Give back each entry unchanged, minus pictures.
########################################
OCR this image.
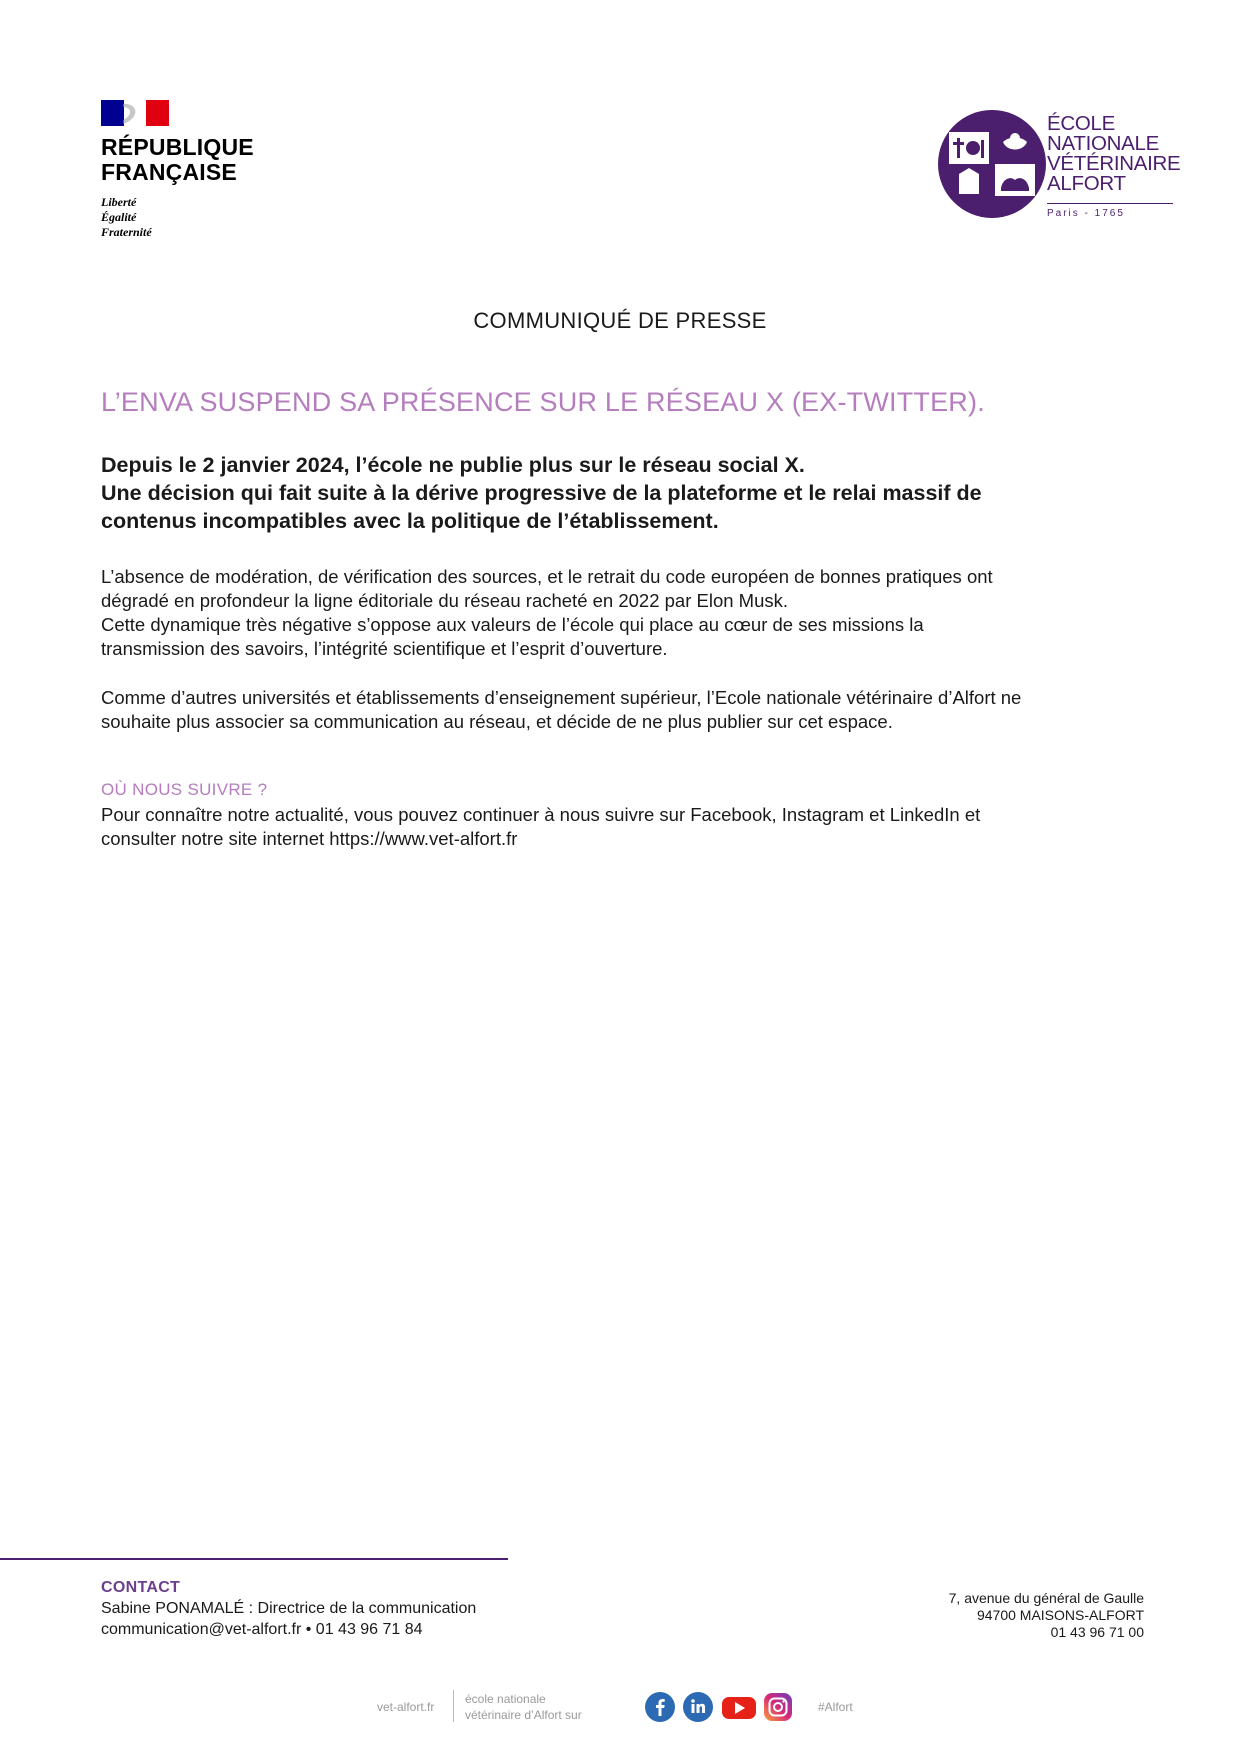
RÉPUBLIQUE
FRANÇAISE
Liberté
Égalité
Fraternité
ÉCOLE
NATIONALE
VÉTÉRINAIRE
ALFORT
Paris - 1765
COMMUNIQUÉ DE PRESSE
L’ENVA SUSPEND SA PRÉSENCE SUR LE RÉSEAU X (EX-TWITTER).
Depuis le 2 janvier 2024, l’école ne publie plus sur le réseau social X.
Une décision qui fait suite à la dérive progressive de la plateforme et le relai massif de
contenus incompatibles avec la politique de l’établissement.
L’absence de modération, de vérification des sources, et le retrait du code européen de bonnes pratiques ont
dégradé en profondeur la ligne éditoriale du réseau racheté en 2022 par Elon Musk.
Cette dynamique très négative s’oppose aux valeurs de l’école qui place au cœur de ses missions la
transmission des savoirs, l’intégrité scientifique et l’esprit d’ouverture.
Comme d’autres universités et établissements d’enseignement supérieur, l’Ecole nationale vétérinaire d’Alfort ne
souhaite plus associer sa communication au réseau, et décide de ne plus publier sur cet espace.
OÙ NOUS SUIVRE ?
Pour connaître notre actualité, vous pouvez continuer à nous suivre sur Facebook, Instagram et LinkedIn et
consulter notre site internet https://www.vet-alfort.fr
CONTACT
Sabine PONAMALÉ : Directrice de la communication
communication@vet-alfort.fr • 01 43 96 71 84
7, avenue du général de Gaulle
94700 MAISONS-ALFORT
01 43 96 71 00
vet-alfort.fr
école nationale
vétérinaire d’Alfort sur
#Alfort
########################################
Expected answer –
OCR this image.
RÉPUBLIQUE
FRANÇAISE
Liberté
Égalité
Fraternité
ÉCOLE
NATIONALE
VÉTÉRINAIRE
ALFORT
Paris - 1765
COMMUNIQUÉ DE PRESSE
L’ENVA SUSPEND SA PRÉSENCE SUR LE RÉSEAU X (EX-TWITTER).
Depuis le 2 janvier 2024, l’école ne publie plus sur le réseau social X.
Une décision qui fait suite à la dérive progressive de la plateforme et le relai massif de
contenus incompatibles avec la politique de l’établissement.
L’absence de modération, de vérification des sources, et le retrait du code européen de bonnes pratiques ont
dégradé en profondeur la ligne éditoriale du réseau racheté en 2022 par Elon Musk.
Cette dynamique très négative s’oppose aux valeurs de l’école qui place au cœur de ses missions la
transmission des savoirs, l’intégrité scientifique et l’esprit d’ouverture.
Comme d’autres universités et établissements d’enseignement supérieur, l’Ecole nationale vétérinaire d’Alfort ne
souhaite plus associer sa communication au réseau, et décide de ne plus publier sur cet espace.
OÙ NOUS SUIVRE ?
Pour connaître notre actualité, vous pouvez continuer à nous suivre sur Facebook, Instagram et LinkedIn et
consulter notre site internet https://www.vet-alfort.fr
CONTACT
Sabine PONAMALÉ : Directrice de la communication
communication@vet-alfort.fr • 01 43 96 71 84
7, avenue du général de Gaulle
94700 MAISONS-ALFORT
01 43 96 71 00
vet-alfort.fr
école nationale
vétérinaire d’Alfort sur
#Alfort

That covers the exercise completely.